— BEGIN Recorded data —
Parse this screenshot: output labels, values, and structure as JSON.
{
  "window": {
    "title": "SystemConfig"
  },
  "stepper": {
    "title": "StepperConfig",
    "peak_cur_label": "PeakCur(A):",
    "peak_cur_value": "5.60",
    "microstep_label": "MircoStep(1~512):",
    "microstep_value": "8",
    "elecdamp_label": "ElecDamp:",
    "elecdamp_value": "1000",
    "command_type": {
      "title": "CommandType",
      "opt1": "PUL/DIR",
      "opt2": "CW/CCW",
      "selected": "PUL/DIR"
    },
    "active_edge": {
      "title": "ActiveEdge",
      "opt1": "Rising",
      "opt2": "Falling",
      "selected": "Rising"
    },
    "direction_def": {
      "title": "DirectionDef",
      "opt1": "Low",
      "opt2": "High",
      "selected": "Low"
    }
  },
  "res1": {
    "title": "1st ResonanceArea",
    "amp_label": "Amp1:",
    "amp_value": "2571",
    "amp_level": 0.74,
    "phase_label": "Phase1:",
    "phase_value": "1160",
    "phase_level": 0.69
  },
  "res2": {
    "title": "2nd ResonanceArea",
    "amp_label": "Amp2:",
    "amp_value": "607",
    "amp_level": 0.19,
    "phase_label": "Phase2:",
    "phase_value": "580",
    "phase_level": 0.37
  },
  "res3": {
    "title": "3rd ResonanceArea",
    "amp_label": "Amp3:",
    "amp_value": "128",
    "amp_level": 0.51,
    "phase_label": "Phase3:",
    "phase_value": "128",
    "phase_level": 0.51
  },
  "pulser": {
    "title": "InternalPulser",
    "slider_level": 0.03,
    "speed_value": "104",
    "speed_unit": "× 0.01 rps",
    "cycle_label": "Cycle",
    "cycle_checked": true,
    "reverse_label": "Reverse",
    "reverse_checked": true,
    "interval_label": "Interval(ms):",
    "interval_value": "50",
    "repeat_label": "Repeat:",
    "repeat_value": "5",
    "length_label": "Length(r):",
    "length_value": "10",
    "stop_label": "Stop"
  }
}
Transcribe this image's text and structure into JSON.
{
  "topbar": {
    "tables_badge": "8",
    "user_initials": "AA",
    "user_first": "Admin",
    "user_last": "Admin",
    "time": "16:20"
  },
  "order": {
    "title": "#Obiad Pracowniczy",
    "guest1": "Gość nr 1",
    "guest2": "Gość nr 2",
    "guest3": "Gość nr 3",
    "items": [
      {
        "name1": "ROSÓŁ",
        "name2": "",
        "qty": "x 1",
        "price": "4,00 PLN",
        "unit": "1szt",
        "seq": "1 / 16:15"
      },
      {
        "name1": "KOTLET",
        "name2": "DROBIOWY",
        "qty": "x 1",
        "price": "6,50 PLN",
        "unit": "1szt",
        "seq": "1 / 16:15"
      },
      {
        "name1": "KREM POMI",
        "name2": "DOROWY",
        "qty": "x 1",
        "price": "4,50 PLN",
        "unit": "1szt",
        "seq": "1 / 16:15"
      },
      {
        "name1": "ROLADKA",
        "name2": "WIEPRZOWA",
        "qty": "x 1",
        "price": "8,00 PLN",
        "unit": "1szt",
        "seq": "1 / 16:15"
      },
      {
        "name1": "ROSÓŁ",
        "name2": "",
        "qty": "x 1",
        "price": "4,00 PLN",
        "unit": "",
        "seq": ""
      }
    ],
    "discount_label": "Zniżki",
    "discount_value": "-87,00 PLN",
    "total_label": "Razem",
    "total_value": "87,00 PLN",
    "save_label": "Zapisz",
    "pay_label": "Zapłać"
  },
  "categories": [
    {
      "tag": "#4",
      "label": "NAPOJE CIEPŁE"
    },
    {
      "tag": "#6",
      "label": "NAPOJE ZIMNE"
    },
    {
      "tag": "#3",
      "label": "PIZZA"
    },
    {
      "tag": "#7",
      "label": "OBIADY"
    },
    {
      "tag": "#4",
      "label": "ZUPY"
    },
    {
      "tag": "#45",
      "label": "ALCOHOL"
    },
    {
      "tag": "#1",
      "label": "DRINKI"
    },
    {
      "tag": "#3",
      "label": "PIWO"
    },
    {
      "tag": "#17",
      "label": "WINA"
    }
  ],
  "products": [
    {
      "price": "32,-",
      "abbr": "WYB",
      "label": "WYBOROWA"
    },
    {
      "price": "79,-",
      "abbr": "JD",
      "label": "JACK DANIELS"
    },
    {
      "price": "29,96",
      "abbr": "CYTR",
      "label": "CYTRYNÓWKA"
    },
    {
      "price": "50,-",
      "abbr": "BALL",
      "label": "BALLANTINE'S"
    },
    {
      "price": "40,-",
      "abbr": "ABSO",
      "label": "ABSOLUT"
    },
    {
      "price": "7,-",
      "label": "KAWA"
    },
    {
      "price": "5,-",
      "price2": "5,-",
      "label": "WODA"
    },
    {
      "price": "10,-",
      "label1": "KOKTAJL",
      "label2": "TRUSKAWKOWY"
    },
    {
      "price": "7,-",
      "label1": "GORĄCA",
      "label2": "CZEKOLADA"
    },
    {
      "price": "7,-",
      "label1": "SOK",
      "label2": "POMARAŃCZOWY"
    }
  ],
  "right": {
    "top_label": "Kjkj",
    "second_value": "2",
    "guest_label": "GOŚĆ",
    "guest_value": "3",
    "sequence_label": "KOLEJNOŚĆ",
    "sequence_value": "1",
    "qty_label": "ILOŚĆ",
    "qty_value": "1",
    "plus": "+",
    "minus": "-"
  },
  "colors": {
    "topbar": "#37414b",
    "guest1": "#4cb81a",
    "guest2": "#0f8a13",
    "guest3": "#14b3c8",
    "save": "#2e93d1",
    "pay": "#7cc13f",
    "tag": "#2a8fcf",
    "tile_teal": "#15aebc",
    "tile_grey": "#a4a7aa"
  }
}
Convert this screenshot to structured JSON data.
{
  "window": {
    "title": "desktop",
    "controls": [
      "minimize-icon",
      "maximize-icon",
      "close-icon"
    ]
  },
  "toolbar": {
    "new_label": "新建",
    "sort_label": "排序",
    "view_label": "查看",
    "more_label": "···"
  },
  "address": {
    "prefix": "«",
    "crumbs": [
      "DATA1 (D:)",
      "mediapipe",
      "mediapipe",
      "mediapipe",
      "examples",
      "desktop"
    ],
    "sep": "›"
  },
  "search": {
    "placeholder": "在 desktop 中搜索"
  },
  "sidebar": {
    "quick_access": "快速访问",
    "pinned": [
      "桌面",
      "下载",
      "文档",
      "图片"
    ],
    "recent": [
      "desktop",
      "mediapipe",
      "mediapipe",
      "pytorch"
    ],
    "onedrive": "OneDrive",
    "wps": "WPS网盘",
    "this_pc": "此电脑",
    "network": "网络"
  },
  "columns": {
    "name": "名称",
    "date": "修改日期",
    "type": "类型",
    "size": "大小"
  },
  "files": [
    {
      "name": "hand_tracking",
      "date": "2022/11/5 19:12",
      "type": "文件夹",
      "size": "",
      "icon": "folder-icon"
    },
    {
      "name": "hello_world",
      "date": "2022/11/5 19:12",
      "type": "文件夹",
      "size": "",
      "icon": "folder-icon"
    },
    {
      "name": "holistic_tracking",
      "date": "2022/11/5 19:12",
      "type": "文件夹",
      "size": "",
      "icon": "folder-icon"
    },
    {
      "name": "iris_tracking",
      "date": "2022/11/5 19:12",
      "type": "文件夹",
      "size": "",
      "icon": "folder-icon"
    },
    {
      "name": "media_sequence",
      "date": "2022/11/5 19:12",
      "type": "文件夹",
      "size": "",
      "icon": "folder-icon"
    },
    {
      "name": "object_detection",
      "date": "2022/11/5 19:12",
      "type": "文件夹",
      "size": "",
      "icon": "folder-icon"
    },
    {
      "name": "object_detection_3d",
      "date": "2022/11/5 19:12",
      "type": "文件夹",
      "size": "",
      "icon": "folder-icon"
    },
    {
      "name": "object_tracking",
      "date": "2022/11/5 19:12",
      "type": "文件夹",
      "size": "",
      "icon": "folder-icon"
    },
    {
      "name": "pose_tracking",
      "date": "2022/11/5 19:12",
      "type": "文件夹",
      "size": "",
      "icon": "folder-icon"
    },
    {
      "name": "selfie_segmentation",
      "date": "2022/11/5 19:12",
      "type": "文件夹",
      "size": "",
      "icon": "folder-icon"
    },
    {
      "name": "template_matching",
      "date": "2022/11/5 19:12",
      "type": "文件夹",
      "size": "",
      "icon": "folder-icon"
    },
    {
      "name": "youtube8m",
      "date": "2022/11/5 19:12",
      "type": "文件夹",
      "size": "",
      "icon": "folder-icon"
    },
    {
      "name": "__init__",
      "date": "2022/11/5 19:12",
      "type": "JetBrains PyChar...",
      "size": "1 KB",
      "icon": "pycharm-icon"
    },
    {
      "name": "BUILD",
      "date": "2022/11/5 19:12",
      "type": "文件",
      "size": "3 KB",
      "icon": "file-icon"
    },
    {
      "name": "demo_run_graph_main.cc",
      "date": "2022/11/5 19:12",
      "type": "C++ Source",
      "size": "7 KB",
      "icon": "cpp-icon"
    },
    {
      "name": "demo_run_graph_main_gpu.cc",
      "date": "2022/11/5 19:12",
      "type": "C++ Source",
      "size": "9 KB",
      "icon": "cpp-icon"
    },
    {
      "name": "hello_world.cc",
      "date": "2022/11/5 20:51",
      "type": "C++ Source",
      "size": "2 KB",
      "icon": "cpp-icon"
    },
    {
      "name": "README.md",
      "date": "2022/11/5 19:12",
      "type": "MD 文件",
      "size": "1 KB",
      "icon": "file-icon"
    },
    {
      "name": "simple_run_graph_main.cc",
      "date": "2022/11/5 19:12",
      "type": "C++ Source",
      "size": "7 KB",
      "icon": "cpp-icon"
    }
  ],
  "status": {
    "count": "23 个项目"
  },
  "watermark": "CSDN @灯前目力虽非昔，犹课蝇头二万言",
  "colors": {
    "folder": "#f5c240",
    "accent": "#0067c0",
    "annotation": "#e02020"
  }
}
— END Recorded data —
Exercise:
Looking at the entries above, say how many lines contain the word "JSON". Only the number is wanted.

Output of the exercise:
3